** TASK TO COMPLETE **
Leave the pictures out. Return all other data exactly.

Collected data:
________________
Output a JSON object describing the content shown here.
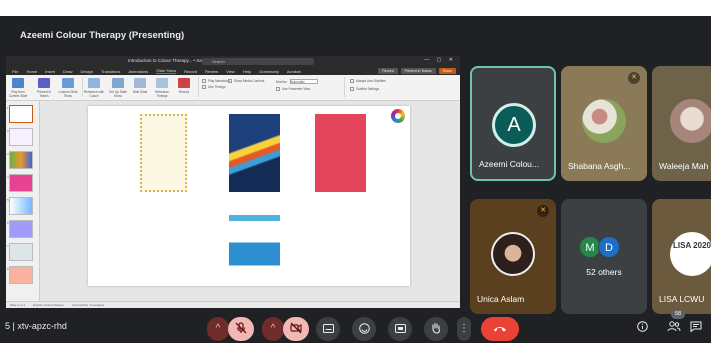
{
  "meeting": {
    "title": "Azeemi Colour Therapy (Presenting)",
    "code": "xtv-apzc-rhd",
    "code_prefix": "5  |"
  },
  "app": {
    "window_title": "Introduction to Colour Therapy... • Saved to this PC",
    "search_placeholder": "Search",
    "tabs": [
      "File",
      "Home",
      "Insert",
      "Draw",
      "Design",
      "Transitions",
      "Animations",
      "Slide Show",
      "Record",
      "Review",
      "View",
      "Help",
      "Grammarly",
      "Acrobat"
    ],
    "record_btn": "Record",
    "present_btn": "Present in Teams",
    "share_btn": "Share",
    "ribbon": {
      "groups": [
        "Play from Current Slide",
        "Present in Teams",
        "Custom Slide Show",
        "Rehearse with Coach",
        "Set Up Slide Show",
        "Hide Slide",
        "Rehearse Timings",
        "Record"
      ],
      "options": [
        "Play Narrations",
        "Use Timings",
        "Show Media Controls",
        "Always Use Subtitles",
        "Subtitle Settings"
      ],
      "monitor_label": "Monitor:",
      "monitor_value": "Automatic",
      "presenter_view": "Use Presenter View"
    },
    "slide_numbers": [
      "1",
      "2",
      "3",
      "4",
      "5",
      "6",
      "7",
      "8"
    ],
    "status": [
      "Slide 1 of 1",
      "English (United States)",
      "Accessibility: Investigate"
    ]
  },
  "participants": [
    {
      "name": "Azeemi Colou...",
      "initial": "A"
    },
    {
      "name": "Shabana Asgh..."
    },
    {
      "name": "Waleeja Mah"
    },
    {
      "name": "Unica Aslam"
    },
    {
      "name": "52 others",
      "avatars": [
        "M",
        "D"
      ]
    },
    {
      "name": "LISA LCWU",
      "logo_text": "LISA 2020"
    }
  ],
  "controls": [
    "chevron-up",
    "mic-off",
    "chevron-up",
    "camera-off",
    "captions",
    "emoji",
    "present",
    "raise-hand",
    "more",
    "leave-call"
  ],
  "participant_count": "58",
  "colors": {
    "bg": "#202124",
    "tile": "#3c4043",
    "active_border": "#6fc3b3",
    "mic_off": "#f2b8b5",
    "leave": "#ea4335"
  }
}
________________
** WRITTEN RESPONSE **
Output a JSON object describing the content shown here.
{
  "meeting": {
    "title": "Azeemi Colour Therapy (Presenting)",
    "code": "xtv-apzc-rhd",
    "code_prefix": "5  |"
  },
  "app": {
    "window_title": "Introduction to Colour Therapy... • Saved to this PC",
    "search_placeholder": "Search",
    "tabs": [
      "File",
      "Home",
      "Insert",
      "Draw",
      "Design",
      "Transitions",
      "Animations",
      "Slide Show",
      "Record",
      "Review",
      "View",
      "Help",
      "Grammarly",
      "Acrobat"
    ],
    "record_btn": "Record",
    "present_btn": "Present in Teams",
    "share_btn": "Share",
    "ribbon": {
      "groups": [
        "Play from Current Slide",
        "Present in Teams",
        "Custom Slide Show",
        "Rehearse with Coach",
        "Set Up Slide Show",
        "Hide Slide",
        "Rehearse Timings",
        "Record"
      ],
      "options": [
        "Play Narrations",
        "Use Timings",
        "Show Media Controls",
        "Always Use Subtitles",
        "Subtitle Settings"
      ],
      "monitor_label": "Monitor:",
      "monitor_value": "Automatic",
      "presenter_view": "Use Presenter View"
    },
    "slide_numbers": [
      "1",
      "2",
      "3",
      "4",
      "5",
      "6",
      "7",
      "8"
    ],
    "status": [
      "Slide 1 of 1",
      "English (United States)",
      "Accessibility: Investigate"
    ]
  },
  "participants": [
    {
      "name": "Azeemi Colou...",
      "initial": "A"
    },
    {
      "name": "Shabana Asgh..."
    },
    {
      "name": "Waleeja Mah"
    },
    {
      "name": "Unica Aslam"
    },
    {
      "name": "52 others",
      "avatars": [
        "M",
        "D"
      ]
    },
    {
      "name": "LISA LCWU",
      "logo_text": "LISA 2020"
    }
  ],
  "controls": [
    "chevron-up",
    "mic-off",
    "chevron-up",
    "camera-off",
    "captions",
    "emoji",
    "present",
    "raise-hand",
    "more",
    "leave-call"
  ],
  "participant_count": "58",
  "colors": {
    "bg": "#202124",
    "tile": "#3c4043",
    "active_border": "#6fc3b3",
    "mic_off": "#f2b8b5",
    "leave": "#ea4335"
  }
}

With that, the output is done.